PROBLEM TO SOLVE = Repeat the data below exactly, dropping any pictures it holds.

(Dataset excerpt)
=======

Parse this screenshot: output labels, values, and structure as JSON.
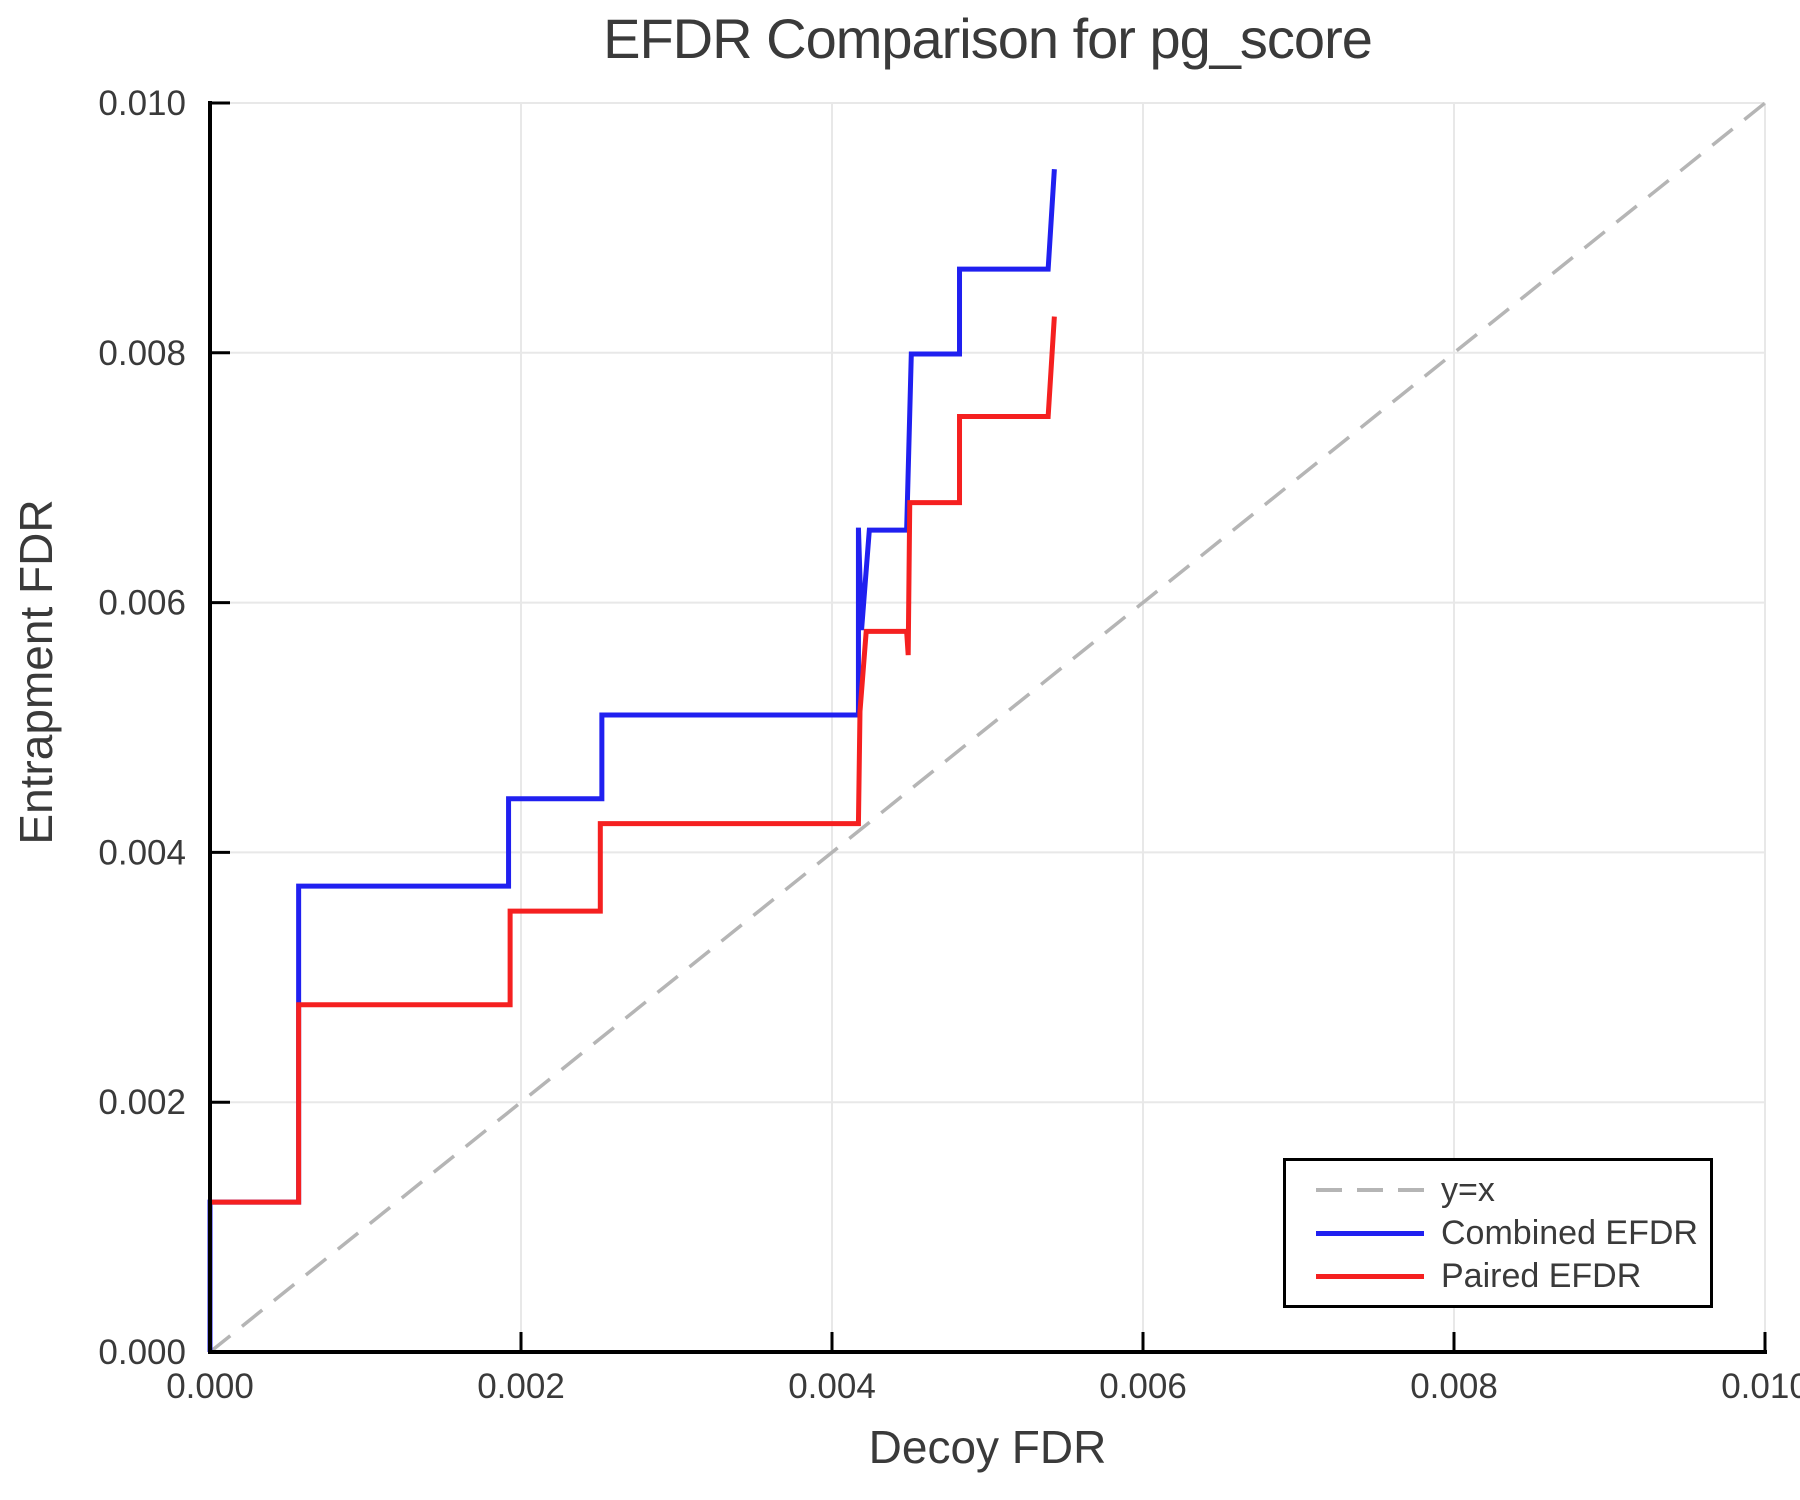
{
  "chart_data": {
    "type": "line",
    "title": "EFDR Comparison for pg_score",
    "xlabel": "Decoy FDR",
    "ylabel": "Entrapment FDR",
    "xlim": [
      0.0,
      0.01
    ],
    "ylim": [
      0.0,
      0.01
    ],
    "grid": true,
    "grid_color": "#e8e8e8",
    "axis_color": "#000000",
    "text_color": "#3a3a3a",
    "legend_position": "lower right",
    "x_ticks": {
      "values": [
        0.0,
        0.002,
        0.004,
        0.006,
        0.008,
        0.01
      ],
      "labels": [
        "0.000",
        "0.002",
        "0.004",
        "0.006",
        "0.008",
        "0.010"
      ]
    },
    "y_ticks": {
      "values": [
        0.0,
        0.002,
        0.004,
        0.006,
        0.008,
        0.01
      ],
      "labels": [
        "0.000",
        "0.002",
        "0.004",
        "0.006",
        "0.008",
        "0.010"
      ]
    },
    "reference_line": {
      "label": "y=x",
      "style": "dashed",
      "color": "#b5b5b5",
      "points": [
        [
          0.0,
          0.0
        ],
        [
          0.01,
          0.01
        ]
      ]
    },
    "series": [
      {
        "name": "Combined EFDR",
        "color": "#2020f0",
        "style": "solid",
        "points": [
          [
            0.0,
            0.0
          ],
          [
            0.0,
            0.0012
          ],
          [
            0.00057,
            0.0012
          ],
          [
            0.00057,
            0.00373
          ],
          [
            0.00192,
            0.00373
          ],
          [
            0.00192,
            0.00443
          ],
          [
            0.00252,
            0.00443
          ],
          [
            0.00252,
            0.0051
          ],
          [
            0.00417,
            0.0051
          ],
          [
            0.00417,
            0.0066
          ],
          [
            0.00419,
            0.00578
          ],
          [
            0.00424,
            0.00658
          ],
          [
            0.00448,
            0.00658
          ],
          [
            0.00451,
            0.00799
          ],
          [
            0.00482,
            0.00799
          ],
          [
            0.00482,
            0.00867
          ],
          [
            0.00539,
            0.00867
          ],
          [
            0.00543,
            0.00947
          ]
        ]
      },
      {
        "name": "Paired EFDR",
        "color": "#f52020",
        "style": "solid",
        "points": [
          [
            0.0,
            0.0012
          ],
          [
            0.00057,
            0.0012
          ],
          [
            0.00057,
            0.00278
          ],
          [
            0.00193,
            0.00278
          ],
          [
            0.00193,
            0.00353
          ],
          [
            0.00251,
            0.00353
          ],
          [
            0.00251,
            0.00423
          ],
          [
            0.00417,
            0.00423
          ],
          [
            0.00418,
            0.00513
          ],
          [
            0.00422,
            0.00577
          ],
          [
            0.00448,
            0.00577
          ],
          [
            0.00449,
            0.00558
          ],
          [
            0.0045,
            0.0068
          ],
          [
            0.00482,
            0.0068
          ],
          [
            0.00482,
            0.00749
          ],
          [
            0.00539,
            0.00749
          ],
          [
            0.00543,
            0.00829
          ]
        ]
      }
    ]
  }
}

=======

FULL SOLUTION =
Parse this screenshot: output labels, values, and structure as JSON.
{
  "chart_data": {
    "type": "line",
    "title": "EFDR Comparison for pg_score",
    "xlabel": "Decoy FDR",
    "ylabel": "Entrapment FDR",
    "xlim": [
      0.0,
      0.01
    ],
    "ylim": [
      0.0,
      0.01
    ],
    "grid": true,
    "grid_color": "#e8e8e8",
    "axis_color": "#000000",
    "text_color": "#3a3a3a",
    "legend_position": "lower right",
    "x_ticks": {
      "values": [
        0.0,
        0.002,
        0.004,
        0.006,
        0.008,
        0.01
      ],
      "labels": [
        "0.000",
        "0.002",
        "0.004",
        "0.006",
        "0.008",
        "0.010"
      ]
    },
    "y_ticks": {
      "values": [
        0.0,
        0.002,
        0.004,
        0.006,
        0.008,
        0.01
      ],
      "labels": [
        "0.000",
        "0.002",
        "0.004",
        "0.006",
        "0.008",
        "0.010"
      ]
    },
    "reference_line": {
      "label": "y=x",
      "style": "dashed",
      "color": "#b5b5b5",
      "points": [
        [
          0.0,
          0.0
        ],
        [
          0.01,
          0.01
        ]
      ]
    },
    "series": [
      {
        "name": "Combined EFDR",
        "color": "#2020f0",
        "style": "solid",
        "points": [
          [
            0.0,
            0.0
          ],
          [
            0.0,
            0.0012
          ],
          [
            0.00057,
            0.0012
          ],
          [
            0.00057,
            0.00373
          ],
          [
            0.00192,
            0.00373
          ],
          [
            0.00192,
            0.00443
          ],
          [
            0.00252,
            0.00443
          ],
          [
            0.00252,
            0.0051
          ],
          [
            0.00417,
            0.0051
          ],
          [
            0.00417,
            0.0066
          ],
          [
            0.00419,
            0.00578
          ],
          [
            0.00424,
            0.00658
          ],
          [
            0.00448,
            0.00658
          ],
          [
            0.00451,
            0.00799
          ],
          [
            0.00482,
            0.00799
          ],
          [
            0.00482,
            0.00867
          ],
          [
            0.00539,
            0.00867
          ],
          [
            0.00543,
            0.00947
          ]
        ]
      },
      {
        "name": "Paired EFDR",
        "color": "#f52020",
        "style": "solid",
        "points": [
          [
            0.0,
            0.0012
          ],
          [
            0.00057,
            0.0012
          ],
          [
            0.00057,
            0.00278
          ],
          [
            0.00193,
            0.00278
          ],
          [
            0.00193,
            0.00353
          ],
          [
            0.00251,
            0.00353
          ],
          [
            0.00251,
            0.00423
          ],
          [
            0.00417,
            0.00423
          ],
          [
            0.00418,
            0.00513
          ],
          [
            0.00422,
            0.00577
          ],
          [
            0.00448,
            0.00577
          ],
          [
            0.00449,
            0.00558
          ],
          [
            0.0045,
            0.0068
          ],
          [
            0.00482,
            0.0068
          ],
          [
            0.00482,
            0.00749
          ],
          [
            0.00539,
            0.00749
          ],
          [
            0.00543,
            0.00829
          ]
        ]
      }
    ]
  }
}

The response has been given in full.